In my view, the Respondents merely split the appellant’s issue into two; there is not much difference in the points canvassed that cannot be covered by the Appellant’s Issue, I will therefore adopt it in dealing with this appeal. The Appellant referred the court to the judgment in suit No. I/559/95, and citing Ajakaiye v. Mil. Gov. of Bendel State (1993) 9 SCNJ 242 submitted that the plea of estoppel cannot avail the Respondents because though the 1st Respondent was the 1st Appellant, the action was withdrawn against Oba Okunade Sijuade, Oni of Ife and Chief (Mrs.) Teju Alakija – the 2nd & 3rd Defendants in that case; that the judgment was not a consent judgment, citing Osobajo v. Amoda 91992) 7 SCNJ 317; that the sums being claimed in the two suits are different; and going in the alternative, that the judgment giving rise to estoppel can only be against the 1st Appellant.
The Respondents on their part simply argued that the parties in both Suits are the same; that the claims in both Suits are the same; and that the Appellant cannot split its action to several actions on the same Issue since the Issue in Suit No, I/413/96 has been put to sleep by the Judgment in Suit 1/596/95.
Yes, it is true that a consent Judgment can, in appropriate cases, sustain a plea of res judicata. The fact that a Judgment was obtained upon consent of both parties will not bar it from operating as estoppel – see The Honda Place Ltd. V. Globe Motors Ltd. (2005) 14 NWLR (pt. 945) 273 SC.

However, there is a great difference between a consent Judgment and a Judgment entered on basis of admission. To have a consent Judgment, the parties must be ad idem as far as the agreement is concerned, and the Terms of Settlement must be filed in Court; it is when the Court makes an order based upon such Terms of Settlement that a consent Judgment emerges –
see Ojora V. Agip (Nig.) Ltd, (2005) 4 NWLR (pt 916) 515. In contrast, where the claim is for a definite sum allegedly owed by the Defendant, and the Defendant admits owing part of this sum, the Court can and usually will enter Judgment for the sum admitted and leave the balance of the claim to be contested by the parties – see A.I.B. Ltd. v. Packoplast (Nig.) Ltd, (2003) 1NWLR (Pt. 802) 502; A.T.M. Plc v. B.V.T. Ltd. (2007) 1NWLR (pt. 1015) 259, & Ikpala Estates Hotel Ltd. V. NEPA (2004) 11 (Pt. 884) 249.
In this case, part of the record of proceedings in I/596/95 (Exhibit A) reads-
“Prince Oloyede – At this stage, I would pray that Judgment be now entered in favour of the Plaintiff in this suit in the sum of N2.6,707,38, which the 1st Defendant (1st Respondent herein) admitted at paragraphs(3) and (4) of her said Affidavit dated 15th January 1996. Chief Odunlade concedes that Judgment be entered in favour of the Plaintiff against the 1st Defendant in the sum of N2.6, 707.38 as admitted by her in her said Affidavit.

▶ _GIVEN EXERCISE A_
Decide whether each statement below agrees with the judgment excerpt. Answer yes or no for each, and quote the words of the excerpt that decide it.
(i) A consent judgment can, in appropriate cases, sustain a plea of res judicata.
(ii) The Respondents argued that the claims in the two suits are different.
(iii) For a consent judgment to emerge, the Terms of Settlement must be filed in court.

▶ _EXERCISE INPUTS_
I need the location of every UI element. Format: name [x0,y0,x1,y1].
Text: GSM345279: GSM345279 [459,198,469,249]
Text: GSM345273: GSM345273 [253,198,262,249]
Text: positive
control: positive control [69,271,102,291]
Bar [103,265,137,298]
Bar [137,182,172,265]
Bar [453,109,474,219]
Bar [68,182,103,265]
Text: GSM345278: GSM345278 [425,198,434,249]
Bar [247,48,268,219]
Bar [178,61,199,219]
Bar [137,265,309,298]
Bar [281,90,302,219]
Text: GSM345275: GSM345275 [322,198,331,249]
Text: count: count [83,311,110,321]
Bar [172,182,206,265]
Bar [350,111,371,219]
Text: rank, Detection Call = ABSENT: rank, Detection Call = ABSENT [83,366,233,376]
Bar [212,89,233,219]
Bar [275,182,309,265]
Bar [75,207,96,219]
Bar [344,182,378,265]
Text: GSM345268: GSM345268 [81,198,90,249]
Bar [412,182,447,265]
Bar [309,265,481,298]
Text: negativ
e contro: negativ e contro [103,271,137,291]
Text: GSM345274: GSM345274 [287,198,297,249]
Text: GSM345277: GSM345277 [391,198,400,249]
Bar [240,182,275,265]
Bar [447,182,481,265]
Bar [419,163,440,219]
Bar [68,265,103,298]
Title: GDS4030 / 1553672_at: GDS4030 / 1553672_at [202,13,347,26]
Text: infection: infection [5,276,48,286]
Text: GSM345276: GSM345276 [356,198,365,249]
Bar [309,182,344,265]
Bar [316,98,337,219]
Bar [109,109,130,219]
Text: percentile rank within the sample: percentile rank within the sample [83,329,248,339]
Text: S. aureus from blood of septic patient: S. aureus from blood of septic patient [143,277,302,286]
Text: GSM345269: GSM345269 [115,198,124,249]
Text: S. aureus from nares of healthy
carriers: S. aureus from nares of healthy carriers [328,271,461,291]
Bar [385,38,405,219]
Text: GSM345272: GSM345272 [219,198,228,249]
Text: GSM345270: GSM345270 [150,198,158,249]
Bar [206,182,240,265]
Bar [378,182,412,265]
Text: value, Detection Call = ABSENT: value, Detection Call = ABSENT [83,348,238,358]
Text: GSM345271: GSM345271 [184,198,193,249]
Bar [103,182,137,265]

▶ _GIVEN EXERCISE B_
Rewrite the records from their first line up to and including the line with "Text: percentile rank", renaming "Bar" as "Rectangle" and leaving everything else unchanged.

▶ _EXPECTED OUTPUT A_
(i) Yes: "Yes, it is true that a consent Judgment can, in appropriate cases, sustain a plea of res judicata."
(ii) No: "that the claims in both Suits are the same"
(iii) Yes: "and the Terms of Settlement must be filed in Court"

▶ _EXPECTED OUTPUT B_
I need the location of every UI element. Format: name [x0,y0,x1,y1].
Text: GSM345279: GSM345279 [459,198,469,249]
Text: GSM345273: GSM345273 [253,198,262,249]
Text: positive
control: positive control [69,271,102,291]
Rectangle [103,265,137,298]
Rectangle [137,182,172,265]
Rectangle [453,109,474,219]
Rectangle [68,182,103,265]
Text: GSM345278: GSM345278 [425,198,434,249]
Rectangle [247,48,268,219]
Rectangle [178,61,199,219]
Rectangle [137,265,309,298]
Rectangle [281,90,302,219]
Text: GSM345275: GSM345275 [322,198,331,249]
Text: count: count [83,311,110,321]
Rectangle [172,182,206,265]
Rectangle [350,111,371,219]
Text: rank, Detection Call = ABSENT: rank, Detection Call = ABSENT [83,366,233,376]
Rectangle [212,89,233,219]
Rectangle [275,182,309,265]
Rectangle [75,207,96,219]
Rectangle [344,182,378,265]
Text: GSM345268: GSM345268 [81,198,90,249]
Rectangle [412,182,447,265]
Rectangle [309,265,481,298]
Text: negativ
e contro: negativ e contro [103,271,137,291]
Text: GSM345274: GSM345274 [287,198,297,249]
Text: GSM345277: GSM345277 [391,198,400,249]
Rectangle [240,182,275,265]
Rectangle [447,182,481,265]
Rectangle [419,163,440,219]
Rectangle [68,265,103,298]
Title: GDS4030 / 1553672_at: GDS4030 / 1553672_at [202,13,347,26]
Text: infection: infection [5,276,48,286]
Text: GSM345276: GSM345276 [356,198,365,249]
Rectangle [309,182,344,265]
Rectangle [316,98,337,219]
Rectangle [109,109,130,219]
Text: percentile rank within the sample: percentile rank within the sample [83,329,248,339]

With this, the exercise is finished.